Write the data out again, character for character, with no images.

** Start **

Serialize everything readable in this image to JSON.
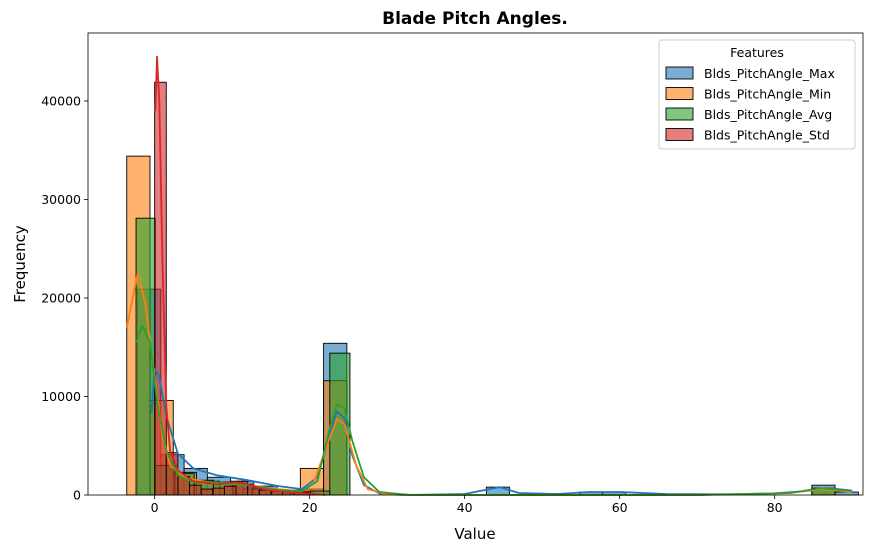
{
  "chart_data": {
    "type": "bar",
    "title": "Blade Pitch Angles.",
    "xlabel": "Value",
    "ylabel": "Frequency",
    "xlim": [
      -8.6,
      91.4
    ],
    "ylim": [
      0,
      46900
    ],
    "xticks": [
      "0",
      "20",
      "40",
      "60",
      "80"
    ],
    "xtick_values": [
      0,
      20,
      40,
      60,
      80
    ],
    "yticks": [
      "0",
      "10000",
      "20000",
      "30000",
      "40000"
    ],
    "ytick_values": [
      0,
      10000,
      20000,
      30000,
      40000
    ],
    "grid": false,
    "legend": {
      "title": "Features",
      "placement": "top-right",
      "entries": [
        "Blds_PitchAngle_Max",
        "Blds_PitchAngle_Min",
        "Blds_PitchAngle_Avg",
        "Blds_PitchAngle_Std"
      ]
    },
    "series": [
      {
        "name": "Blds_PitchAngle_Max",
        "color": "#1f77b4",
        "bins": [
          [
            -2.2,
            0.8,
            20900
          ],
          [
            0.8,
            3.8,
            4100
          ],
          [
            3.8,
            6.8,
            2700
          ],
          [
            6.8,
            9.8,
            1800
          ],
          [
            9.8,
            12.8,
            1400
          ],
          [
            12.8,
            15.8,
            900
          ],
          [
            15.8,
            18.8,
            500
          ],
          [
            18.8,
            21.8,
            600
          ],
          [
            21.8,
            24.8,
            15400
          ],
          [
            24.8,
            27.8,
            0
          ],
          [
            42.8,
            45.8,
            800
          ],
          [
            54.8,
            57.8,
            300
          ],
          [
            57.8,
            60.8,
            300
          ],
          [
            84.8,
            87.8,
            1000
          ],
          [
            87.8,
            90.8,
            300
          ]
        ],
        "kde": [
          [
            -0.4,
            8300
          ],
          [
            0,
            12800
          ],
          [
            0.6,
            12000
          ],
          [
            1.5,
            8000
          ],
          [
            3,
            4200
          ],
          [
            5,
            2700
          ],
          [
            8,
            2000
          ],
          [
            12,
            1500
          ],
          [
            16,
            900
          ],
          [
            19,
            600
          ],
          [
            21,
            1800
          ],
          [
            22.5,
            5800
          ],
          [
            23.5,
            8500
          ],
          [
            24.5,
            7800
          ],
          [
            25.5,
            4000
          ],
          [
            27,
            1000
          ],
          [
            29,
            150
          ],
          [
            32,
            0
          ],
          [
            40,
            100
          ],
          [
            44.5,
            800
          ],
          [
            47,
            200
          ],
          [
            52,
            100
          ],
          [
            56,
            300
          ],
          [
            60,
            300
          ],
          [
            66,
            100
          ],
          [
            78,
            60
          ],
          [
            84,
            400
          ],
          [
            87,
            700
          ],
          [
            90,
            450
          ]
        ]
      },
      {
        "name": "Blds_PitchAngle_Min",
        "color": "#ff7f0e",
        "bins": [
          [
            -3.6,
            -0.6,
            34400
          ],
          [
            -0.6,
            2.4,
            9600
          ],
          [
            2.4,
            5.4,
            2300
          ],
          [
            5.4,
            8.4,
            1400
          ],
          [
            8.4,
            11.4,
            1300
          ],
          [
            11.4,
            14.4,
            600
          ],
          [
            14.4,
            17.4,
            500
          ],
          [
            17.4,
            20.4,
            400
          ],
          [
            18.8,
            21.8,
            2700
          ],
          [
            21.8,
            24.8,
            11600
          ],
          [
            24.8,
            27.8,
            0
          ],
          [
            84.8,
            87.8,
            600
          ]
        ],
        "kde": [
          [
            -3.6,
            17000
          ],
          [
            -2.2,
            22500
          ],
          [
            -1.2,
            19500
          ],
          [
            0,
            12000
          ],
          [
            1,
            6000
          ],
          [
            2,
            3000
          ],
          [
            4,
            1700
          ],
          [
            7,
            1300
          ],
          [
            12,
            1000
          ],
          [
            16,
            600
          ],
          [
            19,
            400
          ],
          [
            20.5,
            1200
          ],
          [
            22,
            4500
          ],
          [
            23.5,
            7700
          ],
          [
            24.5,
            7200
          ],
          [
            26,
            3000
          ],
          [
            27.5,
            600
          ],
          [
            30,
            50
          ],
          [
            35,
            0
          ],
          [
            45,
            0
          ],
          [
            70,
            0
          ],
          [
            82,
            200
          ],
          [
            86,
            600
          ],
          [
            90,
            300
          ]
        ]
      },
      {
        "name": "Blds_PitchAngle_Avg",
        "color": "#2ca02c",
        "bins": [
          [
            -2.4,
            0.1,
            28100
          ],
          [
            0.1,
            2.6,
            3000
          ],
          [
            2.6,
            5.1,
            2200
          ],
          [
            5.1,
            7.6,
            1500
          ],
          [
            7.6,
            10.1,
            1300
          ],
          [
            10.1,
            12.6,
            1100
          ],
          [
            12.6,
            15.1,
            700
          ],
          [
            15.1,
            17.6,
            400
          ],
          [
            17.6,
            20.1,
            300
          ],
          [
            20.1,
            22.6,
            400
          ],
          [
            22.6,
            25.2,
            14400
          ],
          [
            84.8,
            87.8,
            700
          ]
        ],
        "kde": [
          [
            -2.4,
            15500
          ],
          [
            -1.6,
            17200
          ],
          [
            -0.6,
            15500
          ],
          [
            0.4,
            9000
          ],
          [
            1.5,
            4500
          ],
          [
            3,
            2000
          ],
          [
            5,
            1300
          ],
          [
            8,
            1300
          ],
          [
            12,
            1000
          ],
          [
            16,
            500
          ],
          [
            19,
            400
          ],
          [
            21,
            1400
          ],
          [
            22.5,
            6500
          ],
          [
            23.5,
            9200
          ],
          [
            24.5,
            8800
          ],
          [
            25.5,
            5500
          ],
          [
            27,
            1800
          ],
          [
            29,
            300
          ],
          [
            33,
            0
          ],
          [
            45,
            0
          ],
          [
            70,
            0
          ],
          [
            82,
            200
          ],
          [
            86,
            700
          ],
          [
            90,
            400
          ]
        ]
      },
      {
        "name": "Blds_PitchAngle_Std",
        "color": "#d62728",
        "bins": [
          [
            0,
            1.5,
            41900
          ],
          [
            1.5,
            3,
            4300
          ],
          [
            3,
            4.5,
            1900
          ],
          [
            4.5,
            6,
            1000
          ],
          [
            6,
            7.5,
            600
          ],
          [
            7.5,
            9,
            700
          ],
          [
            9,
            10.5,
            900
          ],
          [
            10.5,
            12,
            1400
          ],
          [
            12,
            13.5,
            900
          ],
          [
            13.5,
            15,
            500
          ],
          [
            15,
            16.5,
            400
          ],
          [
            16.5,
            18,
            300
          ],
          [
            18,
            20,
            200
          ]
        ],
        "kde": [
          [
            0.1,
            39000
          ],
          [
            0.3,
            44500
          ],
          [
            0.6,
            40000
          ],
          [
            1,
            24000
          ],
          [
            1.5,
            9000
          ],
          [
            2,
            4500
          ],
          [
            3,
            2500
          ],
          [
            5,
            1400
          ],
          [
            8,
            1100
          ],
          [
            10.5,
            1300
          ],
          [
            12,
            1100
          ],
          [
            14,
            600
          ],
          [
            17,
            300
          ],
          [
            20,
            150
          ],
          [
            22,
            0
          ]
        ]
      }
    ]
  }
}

** End **

■ RESPONSE FOR THIS EXERCISE ■
Serialize everything readable in this image to JSON.
{
  "chart_data": {
    "type": "bar",
    "title": "Blade Pitch Angles.",
    "xlabel": "Value",
    "ylabel": "Frequency",
    "xlim": [
      -8.6,
      91.4
    ],
    "ylim": [
      0,
      46900
    ],
    "xticks": [
      "0",
      "20",
      "40",
      "60",
      "80"
    ],
    "xtick_values": [
      0,
      20,
      40,
      60,
      80
    ],
    "yticks": [
      "0",
      "10000",
      "20000",
      "30000",
      "40000"
    ],
    "ytick_values": [
      0,
      10000,
      20000,
      30000,
      40000
    ],
    "grid": false,
    "legend": {
      "title": "Features",
      "placement": "top-right",
      "entries": [
        "Blds_PitchAngle_Max",
        "Blds_PitchAngle_Min",
        "Blds_PitchAngle_Avg",
        "Blds_PitchAngle_Std"
      ]
    },
    "series": [
      {
        "name": "Blds_PitchAngle_Max",
        "color": "#1f77b4",
        "bins": [
          [
            -2.2,
            0.8,
            20900
          ],
          [
            0.8,
            3.8,
            4100
          ],
          [
            3.8,
            6.8,
            2700
          ],
          [
            6.8,
            9.8,
            1800
          ],
          [
            9.8,
            12.8,
            1400
          ],
          [
            12.8,
            15.8,
            900
          ],
          [
            15.8,
            18.8,
            500
          ],
          [
            18.8,
            21.8,
            600
          ],
          [
            21.8,
            24.8,
            15400
          ],
          [
            24.8,
            27.8,
            0
          ],
          [
            42.8,
            45.8,
            800
          ],
          [
            54.8,
            57.8,
            300
          ],
          [
            57.8,
            60.8,
            300
          ],
          [
            84.8,
            87.8,
            1000
          ],
          [
            87.8,
            90.8,
            300
          ]
        ],
        "kde": [
          [
            -0.4,
            8300
          ],
          [
            0,
            12800
          ],
          [
            0.6,
            12000
          ],
          [
            1.5,
            8000
          ],
          [
            3,
            4200
          ],
          [
            5,
            2700
          ],
          [
            8,
            2000
          ],
          [
            12,
            1500
          ],
          [
            16,
            900
          ],
          [
            19,
            600
          ],
          [
            21,
            1800
          ],
          [
            22.5,
            5800
          ],
          [
            23.5,
            8500
          ],
          [
            24.5,
            7800
          ],
          [
            25.5,
            4000
          ],
          [
            27,
            1000
          ],
          [
            29,
            150
          ],
          [
            32,
            0
          ],
          [
            40,
            100
          ],
          [
            44.5,
            800
          ],
          [
            47,
            200
          ],
          [
            52,
            100
          ],
          [
            56,
            300
          ],
          [
            60,
            300
          ],
          [
            66,
            100
          ],
          [
            78,
            60
          ],
          [
            84,
            400
          ],
          [
            87,
            700
          ],
          [
            90,
            450
          ]
        ]
      },
      {
        "name": "Blds_PitchAngle_Min",
        "color": "#ff7f0e",
        "bins": [
          [
            -3.6,
            -0.6,
            34400
          ],
          [
            -0.6,
            2.4,
            9600
          ],
          [
            2.4,
            5.4,
            2300
          ],
          [
            5.4,
            8.4,
            1400
          ],
          [
            8.4,
            11.4,
            1300
          ],
          [
            11.4,
            14.4,
            600
          ],
          [
            14.4,
            17.4,
            500
          ],
          [
            17.4,
            20.4,
            400
          ],
          [
            18.8,
            21.8,
            2700
          ],
          [
            21.8,
            24.8,
            11600
          ],
          [
            24.8,
            27.8,
            0
          ],
          [
            84.8,
            87.8,
            600
          ]
        ],
        "kde": [
          [
            -3.6,
            17000
          ],
          [
            -2.2,
            22500
          ],
          [
            -1.2,
            19500
          ],
          [
            0,
            12000
          ],
          [
            1,
            6000
          ],
          [
            2,
            3000
          ],
          [
            4,
            1700
          ],
          [
            7,
            1300
          ],
          [
            12,
            1000
          ],
          [
            16,
            600
          ],
          [
            19,
            400
          ],
          [
            20.5,
            1200
          ],
          [
            22,
            4500
          ],
          [
            23.5,
            7700
          ],
          [
            24.5,
            7200
          ],
          [
            26,
            3000
          ],
          [
            27.5,
            600
          ],
          [
            30,
            50
          ],
          [
            35,
            0
          ],
          [
            45,
            0
          ],
          [
            70,
            0
          ],
          [
            82,
            200
          ],
          [
            86,
            600
          ],
          [
            90,
            300
          ]
        ]
      },
      {
        "name": "Blds_PitchAngle_Avg",
        "color": "#2ca02c",
        "bins": [
          [
            -2.4,
            0.1,
            28100
          ],
          [
            0.1,
            2.6,
            3000
          ],
          [
            2.6,
            5.1,
            2200
          ],
          [
            5.1,
            7.6,
            1500
          ],
          [
            7.6,
            10.1,
            1300
          ],
          [
            10.1,
            12.6,
            1100
          ],
          [
            12.6,
            15.1,
            700
          ],
          [
            15.1,
            17.6,
            400
          ],
          [
            17.6,
            20.1,
            300
          ],
          [
            20.1,
            22.6,
            400
          ],
          [
            22.6,
            25.2,
            14400
          ],
          [
            84.8,
            87.8,
            700
          ]
        ],
        "kde": [
          [
            -2.4,
            15500
          ],
          [
            -1.6,
            17200
          ],
          [
            -0.6,
            15500
          ],
          [
            0.4,
            9000
          ],
          [
            1.5,
            4500
          ],
          [
            3,
            2000
          ],
          [
            5,
            1300
          ],
          [
            8,
            1300
          ],
          [
            12,
            1000
          ],
          [
            16,
            500
          ],
          [
            19,
            400
          ],
          [
            21,
            1400
          ],
          [
            22.5,
            6500
          ],
          [
            23.5,
            9200
          ],
          [
            24.5,
            8800
          ],
          [
            25.5,
            5500
          ],
          [
            27,
            1800
          ],
          [
            29,
            300
          ],
          [
            33,
            0
          ],
          [
            45,
            0
          ],
          [
            70,
            0
          ],
          [
            82,
            200
          ],
          [
            86,
            700
          ],
          [
            90,
            400
          ]
        ]
      },
      {
        "name": "Blds_PitchAngle_Std",
        "color": "#d62728",
        "bins": [
          [
            0,
            1.5,
            41900
          ],
          [
            1.5,
            3,
            4300
          ],
          [
            3,
            4.5,
            1900
          ],
          [
            4.5,
            6,
            1000
          ],
          [
            6,
            7.5,
            600
          ],
          [
            7.5,
            9,
            700
          ],
          [
            9,
            10.5,
            900
          ],
          [
            10.5,
            12,
            1400
          ],
          [
            12,
            13.5,
            900
          ],
          [
            13.5,
            15,
            500
          ],
          [
            15,
            16.5,
            400
          ],
          [
            16.5,
            18,
            300
          ],
          [
            18,
            20,
            200
          ]
        ],
        "kde": [
          [
            0.1,
            39000
          ],
          [
            0.3,
            44500
          ],
          [
            0.6,
            40000
          ],
          [
            1,
            24000
          ],
          [
            1.5,
            9000
          ],
          [
            2,
            4500
          ],
          [
            3,
            2500
          ],
          [
            5,
            1400
          ],
          [
            8,
            1100
          ],
          [
            10.5,
            1300
          ],
          [
            12,
            1100
          ],
          [
            14,
            600
          ],
          [
            17,
            300
          ],
          [
            20,
            150
          ],
          [
            22,
            0
          ]
        ]
      }
    ]
  }
}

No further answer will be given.